EXERCISE MATERIAL>
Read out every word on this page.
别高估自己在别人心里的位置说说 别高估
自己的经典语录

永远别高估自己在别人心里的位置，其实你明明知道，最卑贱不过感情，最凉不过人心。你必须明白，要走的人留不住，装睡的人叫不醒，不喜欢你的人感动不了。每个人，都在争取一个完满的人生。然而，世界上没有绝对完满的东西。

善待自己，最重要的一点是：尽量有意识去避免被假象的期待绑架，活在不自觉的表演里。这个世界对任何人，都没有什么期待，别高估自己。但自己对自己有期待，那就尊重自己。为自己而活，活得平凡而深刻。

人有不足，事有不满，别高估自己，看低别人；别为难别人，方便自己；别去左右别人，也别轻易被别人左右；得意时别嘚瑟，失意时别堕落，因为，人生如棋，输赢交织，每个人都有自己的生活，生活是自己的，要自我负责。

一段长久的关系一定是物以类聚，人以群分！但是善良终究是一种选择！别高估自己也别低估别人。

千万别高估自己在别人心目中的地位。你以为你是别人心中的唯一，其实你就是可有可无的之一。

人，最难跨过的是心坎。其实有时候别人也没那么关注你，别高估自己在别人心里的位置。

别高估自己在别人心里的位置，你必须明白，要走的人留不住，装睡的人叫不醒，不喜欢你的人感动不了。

SET PROBLEM>
Transcribe all of the material exactly. Omit nothing.

ANSWER FOR THE TASK>
Read out every word on this page.
别高估自己在别人心里的位置说说 别高估
自己的经典语录

永远别高估自己在别人心里的位置，其实你明明知道，最卑贱不过感情，最凉不过人心。你必须明白，要走的人留不住，装睡的人叫不醒，不喜欢你的人感动不了。每个人，都在争取一个完满的人生。然而，世界上没有绝对完满的东西。

善待自己，最重要的一点是：尽量有意识去避免被假象的期待绑架，活在不自觉的表演里。这个世界对任何人，都没有什么期待，别高估自己。但自己对自己有期待，那就尊重自己。为自己而活，活得平凡而深刻。

人有不足，事有不满，别高估自己，看低别人；别为难别人，方便自己；别去左右别人，也别轻易被别人左右；得意时别嘚瑟，失意时别堕落，因为，人生如棋，输赢交织，每个人都有自己的生活，生活是自己的，要自我负责。

一段长久的关系一定是物以类聚，人以群分！但是善良终究是一种选择！别高估自己也别低估别人。

千万别高估自己在别人心目中的地位。你以为你是别人心中的唯一，其实你就是可有可无的之一。

人，最难跨过的是心坎。其实有时候别人也没那么关注你，别高估自己在别人心里的位置。

别高估自己在别人心里的位置，你必须明白，要走的人留不住，装睡的人叫不醒，不喜欢你的人感动不了。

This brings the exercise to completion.